» INSTRUCTIONS TO FOLLOW
Can you transcribe every record below exactly as it appears?

[Stored data]
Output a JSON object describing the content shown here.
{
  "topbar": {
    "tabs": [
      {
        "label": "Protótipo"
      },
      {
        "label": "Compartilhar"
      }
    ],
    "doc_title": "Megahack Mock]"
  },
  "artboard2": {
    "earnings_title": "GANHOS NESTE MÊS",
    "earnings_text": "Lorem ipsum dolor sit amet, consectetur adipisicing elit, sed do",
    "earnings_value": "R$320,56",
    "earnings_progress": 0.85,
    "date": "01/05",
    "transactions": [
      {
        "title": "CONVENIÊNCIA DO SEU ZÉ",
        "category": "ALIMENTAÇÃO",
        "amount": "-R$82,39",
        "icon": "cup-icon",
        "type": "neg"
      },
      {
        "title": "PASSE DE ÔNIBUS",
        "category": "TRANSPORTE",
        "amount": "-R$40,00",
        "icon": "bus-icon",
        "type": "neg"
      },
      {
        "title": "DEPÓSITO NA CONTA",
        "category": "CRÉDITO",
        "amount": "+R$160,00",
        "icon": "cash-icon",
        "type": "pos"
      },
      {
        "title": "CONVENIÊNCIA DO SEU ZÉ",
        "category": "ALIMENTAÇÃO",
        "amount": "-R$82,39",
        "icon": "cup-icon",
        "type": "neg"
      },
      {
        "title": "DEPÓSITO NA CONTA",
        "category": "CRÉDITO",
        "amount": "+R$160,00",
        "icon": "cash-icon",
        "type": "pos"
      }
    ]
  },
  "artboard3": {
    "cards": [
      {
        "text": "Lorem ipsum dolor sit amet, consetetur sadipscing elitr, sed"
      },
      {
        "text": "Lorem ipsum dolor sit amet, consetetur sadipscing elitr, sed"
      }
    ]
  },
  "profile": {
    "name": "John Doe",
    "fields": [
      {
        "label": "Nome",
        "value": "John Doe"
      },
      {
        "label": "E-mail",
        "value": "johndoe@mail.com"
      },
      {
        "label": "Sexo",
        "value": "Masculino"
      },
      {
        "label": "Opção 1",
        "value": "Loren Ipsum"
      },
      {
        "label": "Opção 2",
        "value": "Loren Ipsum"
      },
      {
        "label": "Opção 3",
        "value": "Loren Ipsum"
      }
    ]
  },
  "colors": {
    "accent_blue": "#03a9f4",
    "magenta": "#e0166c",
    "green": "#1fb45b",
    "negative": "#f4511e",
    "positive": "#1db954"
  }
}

» TASK SOLUTION
Output a JSON object describing the content shown here.
{
  "topbar": {
    "tabs": [
      {
        "label": "Protótipo"
      },
      {
        "label": "Compartilhar"
      }
    ],
    "doc_title": "Megahack Mock]"
  },
  "artboard2": {
    "earnings_title": "GANHOS NESTE MÊS",
    "earnings_text": "Lorem ipsum dolor sit amet, consectetur adipisicing elit, sed do",
    "earnings_value": "R$320,56",
    "earnings_progress": 0.85,
    "date": "01/05",
    "transactions": [
      {
        "title": "CONVENIÊNCIA DO SEU ZÉ",
        "category": "ALIMENTAÇÃO",
        "amount": "-R$82,39",
        "icon": "cup-icon",
        "type": "neg"
      },
      {
        "title": "PASSE DE ÔNIBUS",
        "category": "TRANSPORTE",
        "amount": "-R$40,00",
        "icon": "bus-icon",
        "type": "neg"
      },
      {
        "title": "DEPÓSITO NA CONTA",
        "category": "CRÉDITO",
        "amount": "+R$160,00",
        "icon": "cash-icon",
        "type": "pos"
      },
      {
        "title": "CONVENIÊNCIA DO SEU ZÉ",
        "category": "ALIMENTAÇÃO",
        "amount": "-R$82,39",
        "icon": "cup-icon",
        "type": "neg"
      },
      {
        "title": "DEPÓSITO NA CONTA",
        "category": "CRÉDITO",
        "amount": "+R$160,00",
        "icon": "cash-icon",
        "type": "pos"
      }
    ]
  },
  "artboard3": {
    "cards": [
      {
        "text": "Lorem ipsum dolor sit amet, consetetur sadipscing elitr, sed"
      },
      {
        "text": "Lorem ipsum dolor sit amet, consetetur sadipscing elitr, sed"
      }
    ]
  },
  "profile": {
    "name": "John Doe",
    "fields": [
      {
        "label": "Nome",
        "value": "John Doe"
      },
      {
        "label": "E-mail",
        "value": "johndoe@mail.com"
      },
      {
        "label": "Sexo",
        "value": "Masculino"
      },
      {
        "label": "Opção 1",
        "value": "Loren Ipsum"
      },
      {
        "label": "Opção 2",
        "value": "Loren Ipsum"
      },
      {
        "label": "Opção 3",
        "value": "Loren Ipsum"
      }
    ]
  },
  "colors": {
    "accent_blue": "#03a9f4",
    "magenta": "#e0166c",
    "green": "#1fb45b",
    "negative": "#f4511e",
    "positive": "#1db954"
  }
}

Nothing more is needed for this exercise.